::: Available data :::
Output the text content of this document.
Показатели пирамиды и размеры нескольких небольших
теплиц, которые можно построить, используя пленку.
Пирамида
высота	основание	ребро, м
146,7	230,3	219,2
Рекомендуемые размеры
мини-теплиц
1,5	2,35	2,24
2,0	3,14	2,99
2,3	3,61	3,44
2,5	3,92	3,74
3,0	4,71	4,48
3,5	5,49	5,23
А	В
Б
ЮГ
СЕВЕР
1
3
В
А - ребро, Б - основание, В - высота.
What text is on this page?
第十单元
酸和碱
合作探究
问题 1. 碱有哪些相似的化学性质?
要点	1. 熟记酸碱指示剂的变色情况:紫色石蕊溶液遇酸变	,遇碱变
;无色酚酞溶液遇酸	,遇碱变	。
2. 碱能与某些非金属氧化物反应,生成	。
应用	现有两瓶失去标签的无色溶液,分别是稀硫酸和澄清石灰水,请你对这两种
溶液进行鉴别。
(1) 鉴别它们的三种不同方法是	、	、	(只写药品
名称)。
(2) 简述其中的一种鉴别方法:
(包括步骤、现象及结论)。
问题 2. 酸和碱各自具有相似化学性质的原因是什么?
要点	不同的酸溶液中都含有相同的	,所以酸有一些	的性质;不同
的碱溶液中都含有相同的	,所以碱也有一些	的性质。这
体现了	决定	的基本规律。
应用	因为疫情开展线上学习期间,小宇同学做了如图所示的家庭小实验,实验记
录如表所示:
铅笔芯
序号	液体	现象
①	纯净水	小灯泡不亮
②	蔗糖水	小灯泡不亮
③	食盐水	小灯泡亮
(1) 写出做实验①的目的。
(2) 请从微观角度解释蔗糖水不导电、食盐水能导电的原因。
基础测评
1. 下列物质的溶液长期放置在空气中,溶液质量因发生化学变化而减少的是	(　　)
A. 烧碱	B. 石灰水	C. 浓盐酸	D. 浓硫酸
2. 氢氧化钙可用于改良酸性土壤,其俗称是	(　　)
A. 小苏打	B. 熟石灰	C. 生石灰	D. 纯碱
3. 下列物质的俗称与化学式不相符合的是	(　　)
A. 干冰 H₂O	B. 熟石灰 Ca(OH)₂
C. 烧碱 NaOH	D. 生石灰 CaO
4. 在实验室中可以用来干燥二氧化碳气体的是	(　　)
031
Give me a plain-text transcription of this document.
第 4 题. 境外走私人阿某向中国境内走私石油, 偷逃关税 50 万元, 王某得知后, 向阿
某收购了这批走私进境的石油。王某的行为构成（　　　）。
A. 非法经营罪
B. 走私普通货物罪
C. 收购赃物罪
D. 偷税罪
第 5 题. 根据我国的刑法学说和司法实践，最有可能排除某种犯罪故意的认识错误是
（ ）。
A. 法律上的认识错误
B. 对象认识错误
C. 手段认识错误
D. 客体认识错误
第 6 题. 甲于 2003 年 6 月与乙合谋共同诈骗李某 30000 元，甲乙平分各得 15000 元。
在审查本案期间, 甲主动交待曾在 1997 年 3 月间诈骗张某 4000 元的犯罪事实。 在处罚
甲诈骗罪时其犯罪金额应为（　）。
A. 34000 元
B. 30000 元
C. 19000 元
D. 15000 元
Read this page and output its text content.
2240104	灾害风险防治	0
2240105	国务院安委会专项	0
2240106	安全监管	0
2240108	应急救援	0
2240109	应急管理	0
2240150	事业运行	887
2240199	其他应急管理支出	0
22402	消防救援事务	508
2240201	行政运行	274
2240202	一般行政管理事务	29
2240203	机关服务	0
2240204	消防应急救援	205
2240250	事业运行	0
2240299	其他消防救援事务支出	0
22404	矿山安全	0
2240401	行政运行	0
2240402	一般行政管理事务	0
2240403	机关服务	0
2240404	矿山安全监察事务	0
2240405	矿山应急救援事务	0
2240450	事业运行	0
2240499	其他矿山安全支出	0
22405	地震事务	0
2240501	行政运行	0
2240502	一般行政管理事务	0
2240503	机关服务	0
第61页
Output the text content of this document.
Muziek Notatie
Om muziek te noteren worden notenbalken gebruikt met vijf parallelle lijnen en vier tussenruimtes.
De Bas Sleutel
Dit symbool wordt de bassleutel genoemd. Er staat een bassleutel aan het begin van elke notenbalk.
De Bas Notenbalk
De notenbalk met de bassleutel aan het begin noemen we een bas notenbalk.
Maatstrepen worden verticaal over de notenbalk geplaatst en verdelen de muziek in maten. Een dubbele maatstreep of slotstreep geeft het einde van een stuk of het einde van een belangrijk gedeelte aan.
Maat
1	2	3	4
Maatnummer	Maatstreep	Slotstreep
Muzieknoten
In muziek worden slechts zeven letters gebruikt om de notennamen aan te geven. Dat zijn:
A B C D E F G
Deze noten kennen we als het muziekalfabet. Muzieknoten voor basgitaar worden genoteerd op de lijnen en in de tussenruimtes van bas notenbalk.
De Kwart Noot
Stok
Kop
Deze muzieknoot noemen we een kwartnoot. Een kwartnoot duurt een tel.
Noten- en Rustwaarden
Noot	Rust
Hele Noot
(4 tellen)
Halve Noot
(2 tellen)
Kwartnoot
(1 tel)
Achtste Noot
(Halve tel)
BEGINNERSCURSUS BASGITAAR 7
:::
- _Aim_
Using the records given above, list every line that includes the word "lijnen".

- _Finished exercise_
Om muziek te noteren worden notenbalken gebruikt met vijf parallelle lijnen en vier tussenruimtes.
Deze noten kennen we als het muziekalfabet. Muzieknoten voor basgitaar worden genoteerd op de lijnen en in de tussenruimtes van bas notenbalk.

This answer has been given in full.